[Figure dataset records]
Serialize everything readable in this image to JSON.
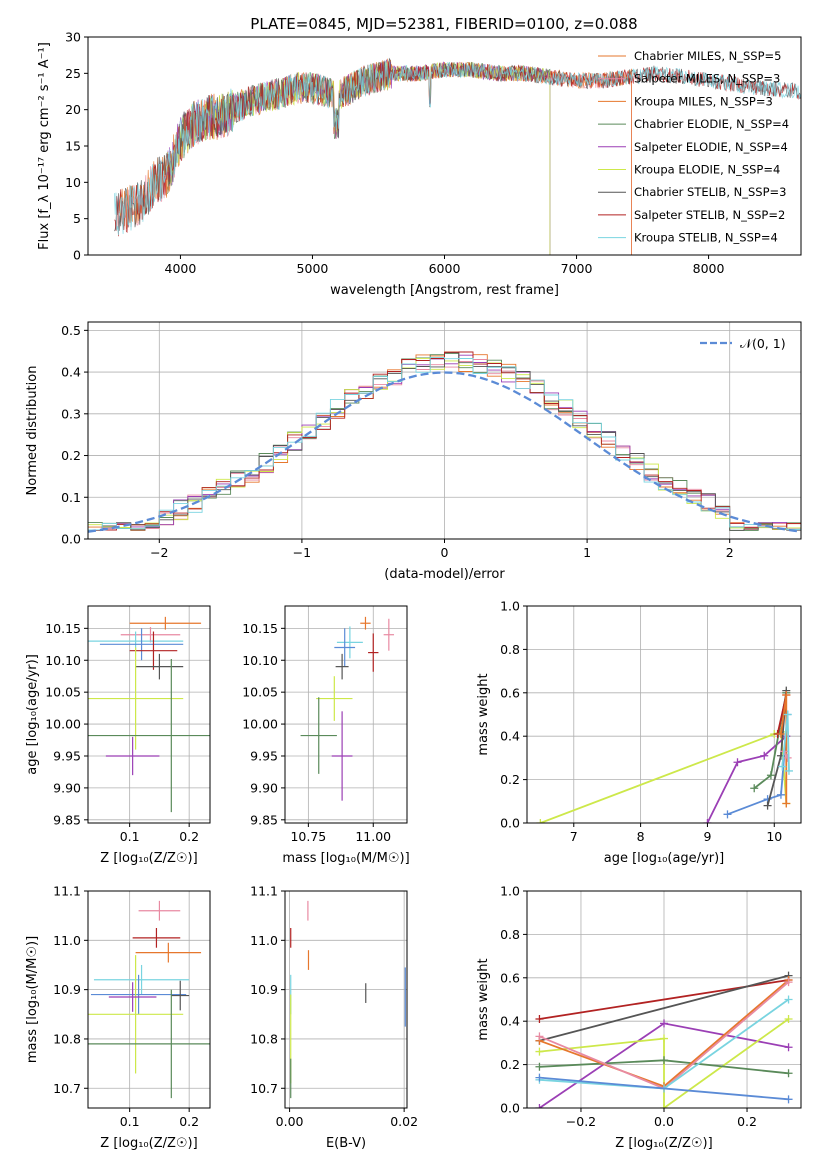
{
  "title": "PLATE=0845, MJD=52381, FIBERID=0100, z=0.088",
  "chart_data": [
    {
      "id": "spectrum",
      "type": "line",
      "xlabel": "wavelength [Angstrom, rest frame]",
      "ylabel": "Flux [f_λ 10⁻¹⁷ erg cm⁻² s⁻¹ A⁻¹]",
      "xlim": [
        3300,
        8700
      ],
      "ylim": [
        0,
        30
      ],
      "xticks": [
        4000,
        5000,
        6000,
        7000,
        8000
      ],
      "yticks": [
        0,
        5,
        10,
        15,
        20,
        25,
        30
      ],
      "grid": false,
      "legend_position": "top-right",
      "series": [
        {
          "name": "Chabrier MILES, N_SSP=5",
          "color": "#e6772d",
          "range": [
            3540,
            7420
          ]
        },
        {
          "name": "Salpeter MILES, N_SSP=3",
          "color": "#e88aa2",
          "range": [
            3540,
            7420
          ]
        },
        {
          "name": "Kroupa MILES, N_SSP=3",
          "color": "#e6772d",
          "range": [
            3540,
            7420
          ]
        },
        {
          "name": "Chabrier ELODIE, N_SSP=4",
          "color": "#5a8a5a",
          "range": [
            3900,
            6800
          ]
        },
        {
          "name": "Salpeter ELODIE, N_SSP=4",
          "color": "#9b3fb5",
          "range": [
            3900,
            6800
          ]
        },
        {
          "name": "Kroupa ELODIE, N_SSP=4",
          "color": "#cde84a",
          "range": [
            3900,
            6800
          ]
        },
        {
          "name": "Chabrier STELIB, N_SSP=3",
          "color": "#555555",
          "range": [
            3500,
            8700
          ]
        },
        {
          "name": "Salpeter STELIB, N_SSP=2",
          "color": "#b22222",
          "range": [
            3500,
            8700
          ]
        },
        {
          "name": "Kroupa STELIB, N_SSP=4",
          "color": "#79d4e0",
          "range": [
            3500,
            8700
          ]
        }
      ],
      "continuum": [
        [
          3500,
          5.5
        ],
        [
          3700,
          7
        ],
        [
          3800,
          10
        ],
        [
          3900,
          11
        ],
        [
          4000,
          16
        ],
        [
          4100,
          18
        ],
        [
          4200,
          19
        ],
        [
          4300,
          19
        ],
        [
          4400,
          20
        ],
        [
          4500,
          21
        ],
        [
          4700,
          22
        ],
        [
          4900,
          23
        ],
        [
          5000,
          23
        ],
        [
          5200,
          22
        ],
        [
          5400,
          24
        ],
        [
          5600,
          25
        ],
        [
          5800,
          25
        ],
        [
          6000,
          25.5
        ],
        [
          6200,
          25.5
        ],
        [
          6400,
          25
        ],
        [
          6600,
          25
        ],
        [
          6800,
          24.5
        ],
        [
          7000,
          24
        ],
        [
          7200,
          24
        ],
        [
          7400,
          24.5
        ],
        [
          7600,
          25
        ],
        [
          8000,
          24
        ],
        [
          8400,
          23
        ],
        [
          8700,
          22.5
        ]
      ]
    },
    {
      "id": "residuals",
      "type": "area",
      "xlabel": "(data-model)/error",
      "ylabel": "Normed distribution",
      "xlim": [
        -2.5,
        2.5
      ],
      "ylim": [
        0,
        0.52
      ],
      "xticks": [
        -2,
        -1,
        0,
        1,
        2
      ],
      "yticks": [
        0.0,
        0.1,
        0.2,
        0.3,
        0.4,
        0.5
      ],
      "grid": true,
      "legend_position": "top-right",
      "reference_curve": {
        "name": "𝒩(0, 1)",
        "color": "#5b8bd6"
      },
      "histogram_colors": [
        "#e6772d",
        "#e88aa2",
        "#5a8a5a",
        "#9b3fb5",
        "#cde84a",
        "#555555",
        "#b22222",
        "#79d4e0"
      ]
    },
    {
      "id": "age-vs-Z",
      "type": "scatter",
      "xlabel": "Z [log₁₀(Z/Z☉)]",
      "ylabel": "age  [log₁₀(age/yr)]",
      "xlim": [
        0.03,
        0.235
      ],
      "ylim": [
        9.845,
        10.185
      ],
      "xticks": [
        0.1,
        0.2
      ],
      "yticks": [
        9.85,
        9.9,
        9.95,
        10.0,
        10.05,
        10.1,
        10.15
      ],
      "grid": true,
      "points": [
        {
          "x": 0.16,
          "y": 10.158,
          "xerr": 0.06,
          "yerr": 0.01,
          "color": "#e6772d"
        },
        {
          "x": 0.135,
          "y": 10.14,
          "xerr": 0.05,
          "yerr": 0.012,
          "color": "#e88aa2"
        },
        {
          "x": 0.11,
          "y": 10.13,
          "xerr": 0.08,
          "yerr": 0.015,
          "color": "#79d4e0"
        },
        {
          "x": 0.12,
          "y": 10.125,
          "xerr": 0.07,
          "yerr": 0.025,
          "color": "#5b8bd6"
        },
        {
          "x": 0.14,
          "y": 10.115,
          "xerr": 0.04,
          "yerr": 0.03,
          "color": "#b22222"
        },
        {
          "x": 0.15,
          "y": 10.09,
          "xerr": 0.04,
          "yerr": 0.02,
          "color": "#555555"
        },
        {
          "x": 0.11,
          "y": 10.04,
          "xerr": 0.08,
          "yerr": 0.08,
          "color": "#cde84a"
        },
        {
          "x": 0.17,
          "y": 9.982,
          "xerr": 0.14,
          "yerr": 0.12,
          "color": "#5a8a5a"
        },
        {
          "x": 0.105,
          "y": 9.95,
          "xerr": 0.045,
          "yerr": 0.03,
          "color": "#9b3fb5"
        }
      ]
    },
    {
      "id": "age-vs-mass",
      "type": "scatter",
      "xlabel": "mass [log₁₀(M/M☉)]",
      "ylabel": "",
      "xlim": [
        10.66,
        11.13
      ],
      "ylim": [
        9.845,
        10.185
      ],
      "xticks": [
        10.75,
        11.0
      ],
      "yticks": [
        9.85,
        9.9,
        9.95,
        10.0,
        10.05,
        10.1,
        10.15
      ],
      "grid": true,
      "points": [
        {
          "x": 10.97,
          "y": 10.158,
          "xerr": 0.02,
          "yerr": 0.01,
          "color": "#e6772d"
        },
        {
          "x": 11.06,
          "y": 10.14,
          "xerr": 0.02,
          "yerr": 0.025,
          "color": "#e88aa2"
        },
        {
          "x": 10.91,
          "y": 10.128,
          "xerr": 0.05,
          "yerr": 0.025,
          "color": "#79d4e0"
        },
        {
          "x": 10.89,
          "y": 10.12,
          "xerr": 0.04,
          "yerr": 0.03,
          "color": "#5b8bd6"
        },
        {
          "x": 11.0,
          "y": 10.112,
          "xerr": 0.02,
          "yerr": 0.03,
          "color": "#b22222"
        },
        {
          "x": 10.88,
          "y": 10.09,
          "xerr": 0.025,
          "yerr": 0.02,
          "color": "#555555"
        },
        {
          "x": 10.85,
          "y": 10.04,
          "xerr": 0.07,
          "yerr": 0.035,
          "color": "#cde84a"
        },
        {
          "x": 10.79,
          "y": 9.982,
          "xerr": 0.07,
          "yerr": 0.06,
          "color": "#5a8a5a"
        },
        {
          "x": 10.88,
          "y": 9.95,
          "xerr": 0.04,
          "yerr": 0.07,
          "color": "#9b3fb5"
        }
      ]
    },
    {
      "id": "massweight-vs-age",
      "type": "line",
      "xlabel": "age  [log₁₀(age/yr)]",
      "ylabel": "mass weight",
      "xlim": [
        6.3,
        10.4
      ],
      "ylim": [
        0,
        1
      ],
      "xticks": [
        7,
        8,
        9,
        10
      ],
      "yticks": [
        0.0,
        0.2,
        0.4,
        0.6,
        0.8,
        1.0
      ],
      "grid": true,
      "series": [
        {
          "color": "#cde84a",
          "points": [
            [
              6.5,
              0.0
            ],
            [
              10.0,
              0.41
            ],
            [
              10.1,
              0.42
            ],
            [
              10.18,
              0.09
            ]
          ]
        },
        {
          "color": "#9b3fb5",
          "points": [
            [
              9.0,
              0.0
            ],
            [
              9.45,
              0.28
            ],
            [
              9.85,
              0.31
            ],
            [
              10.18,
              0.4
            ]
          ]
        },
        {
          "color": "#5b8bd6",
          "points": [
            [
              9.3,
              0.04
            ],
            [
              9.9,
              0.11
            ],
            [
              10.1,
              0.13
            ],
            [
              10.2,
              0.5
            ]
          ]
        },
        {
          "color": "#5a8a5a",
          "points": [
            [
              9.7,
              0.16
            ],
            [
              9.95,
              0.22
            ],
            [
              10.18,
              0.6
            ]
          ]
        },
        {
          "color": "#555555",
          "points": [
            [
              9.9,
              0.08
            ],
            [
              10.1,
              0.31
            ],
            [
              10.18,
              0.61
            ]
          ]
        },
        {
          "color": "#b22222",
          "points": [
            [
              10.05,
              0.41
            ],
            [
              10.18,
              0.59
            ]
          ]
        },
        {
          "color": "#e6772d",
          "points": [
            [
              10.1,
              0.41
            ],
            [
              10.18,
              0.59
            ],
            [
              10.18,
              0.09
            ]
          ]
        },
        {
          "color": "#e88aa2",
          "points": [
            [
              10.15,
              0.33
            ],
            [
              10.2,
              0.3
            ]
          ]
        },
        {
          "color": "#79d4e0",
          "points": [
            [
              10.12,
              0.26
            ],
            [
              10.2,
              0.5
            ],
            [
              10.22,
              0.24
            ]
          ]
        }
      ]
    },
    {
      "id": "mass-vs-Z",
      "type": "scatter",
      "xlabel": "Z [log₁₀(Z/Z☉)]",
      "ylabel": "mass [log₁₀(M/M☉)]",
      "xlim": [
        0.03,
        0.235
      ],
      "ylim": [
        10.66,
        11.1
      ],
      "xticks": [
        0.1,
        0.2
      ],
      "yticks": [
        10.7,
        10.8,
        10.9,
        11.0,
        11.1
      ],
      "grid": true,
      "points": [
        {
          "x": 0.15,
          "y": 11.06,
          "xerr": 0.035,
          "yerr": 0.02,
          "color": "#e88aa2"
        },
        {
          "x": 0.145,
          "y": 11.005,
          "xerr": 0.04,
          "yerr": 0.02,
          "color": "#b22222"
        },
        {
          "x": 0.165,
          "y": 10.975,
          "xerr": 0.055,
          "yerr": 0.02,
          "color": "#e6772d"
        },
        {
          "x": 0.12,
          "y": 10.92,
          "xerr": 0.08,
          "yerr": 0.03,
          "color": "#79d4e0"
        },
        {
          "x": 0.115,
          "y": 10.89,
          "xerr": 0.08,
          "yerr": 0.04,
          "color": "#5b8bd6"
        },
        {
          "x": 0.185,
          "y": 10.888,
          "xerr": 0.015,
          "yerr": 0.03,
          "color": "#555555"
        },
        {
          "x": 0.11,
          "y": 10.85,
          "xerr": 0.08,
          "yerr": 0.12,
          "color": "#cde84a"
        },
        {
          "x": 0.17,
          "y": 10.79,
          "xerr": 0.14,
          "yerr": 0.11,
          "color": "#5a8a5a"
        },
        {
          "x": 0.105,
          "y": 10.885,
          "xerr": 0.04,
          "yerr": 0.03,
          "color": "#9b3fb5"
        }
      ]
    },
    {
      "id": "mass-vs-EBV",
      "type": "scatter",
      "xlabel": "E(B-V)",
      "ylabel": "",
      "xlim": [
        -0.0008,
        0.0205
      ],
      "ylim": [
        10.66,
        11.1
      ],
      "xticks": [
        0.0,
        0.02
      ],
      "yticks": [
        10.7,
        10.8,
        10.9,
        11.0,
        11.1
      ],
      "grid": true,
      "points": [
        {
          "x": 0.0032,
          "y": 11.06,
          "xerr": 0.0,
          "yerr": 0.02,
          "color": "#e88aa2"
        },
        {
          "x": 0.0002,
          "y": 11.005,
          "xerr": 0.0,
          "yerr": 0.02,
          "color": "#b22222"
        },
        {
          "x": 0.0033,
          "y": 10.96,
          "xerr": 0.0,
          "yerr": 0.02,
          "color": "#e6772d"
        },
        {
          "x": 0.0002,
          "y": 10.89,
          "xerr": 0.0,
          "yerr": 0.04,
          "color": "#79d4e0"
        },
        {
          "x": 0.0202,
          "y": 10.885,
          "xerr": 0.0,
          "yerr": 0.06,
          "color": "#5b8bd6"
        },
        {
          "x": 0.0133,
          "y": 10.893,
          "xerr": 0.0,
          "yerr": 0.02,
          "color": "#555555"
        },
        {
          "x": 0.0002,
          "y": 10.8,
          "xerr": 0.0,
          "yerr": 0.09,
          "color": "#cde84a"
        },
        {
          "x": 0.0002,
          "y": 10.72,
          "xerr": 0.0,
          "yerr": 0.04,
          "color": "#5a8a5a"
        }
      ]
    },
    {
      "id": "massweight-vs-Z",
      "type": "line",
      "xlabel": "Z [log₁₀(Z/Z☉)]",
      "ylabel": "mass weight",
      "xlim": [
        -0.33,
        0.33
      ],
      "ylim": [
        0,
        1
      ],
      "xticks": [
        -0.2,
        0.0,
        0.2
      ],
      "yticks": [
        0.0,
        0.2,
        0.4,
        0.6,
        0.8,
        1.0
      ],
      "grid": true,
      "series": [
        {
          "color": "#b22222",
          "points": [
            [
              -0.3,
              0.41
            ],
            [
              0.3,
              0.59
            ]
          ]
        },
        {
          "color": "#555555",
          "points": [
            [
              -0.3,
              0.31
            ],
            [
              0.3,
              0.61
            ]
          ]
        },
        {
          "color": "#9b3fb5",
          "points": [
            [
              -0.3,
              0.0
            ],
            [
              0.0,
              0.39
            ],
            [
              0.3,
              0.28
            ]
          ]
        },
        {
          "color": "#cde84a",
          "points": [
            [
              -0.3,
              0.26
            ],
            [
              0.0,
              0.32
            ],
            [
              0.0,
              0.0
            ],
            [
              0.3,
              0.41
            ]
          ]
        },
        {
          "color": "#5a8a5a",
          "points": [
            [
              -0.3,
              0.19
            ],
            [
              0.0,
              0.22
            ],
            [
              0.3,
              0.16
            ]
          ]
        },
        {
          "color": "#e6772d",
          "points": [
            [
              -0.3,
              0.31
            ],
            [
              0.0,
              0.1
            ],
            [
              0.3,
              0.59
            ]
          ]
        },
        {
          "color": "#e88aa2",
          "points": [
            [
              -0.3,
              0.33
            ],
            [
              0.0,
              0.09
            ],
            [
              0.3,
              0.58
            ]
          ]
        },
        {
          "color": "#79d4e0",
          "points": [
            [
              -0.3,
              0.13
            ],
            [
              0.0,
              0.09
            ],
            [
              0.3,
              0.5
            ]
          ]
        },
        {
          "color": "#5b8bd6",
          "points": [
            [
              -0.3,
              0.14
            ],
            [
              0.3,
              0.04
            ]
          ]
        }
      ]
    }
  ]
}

§ **Stated exercise**:
From the data above, copy each line where the string "Chabrier" appears.

§ **Task solution**:
          "name": "Chabrier MILES, N_SSP=5",
          "name": "Chabrier ELODIE, N_SSP=4",
          "name": "Chabrier STELIB, N_SSP=3",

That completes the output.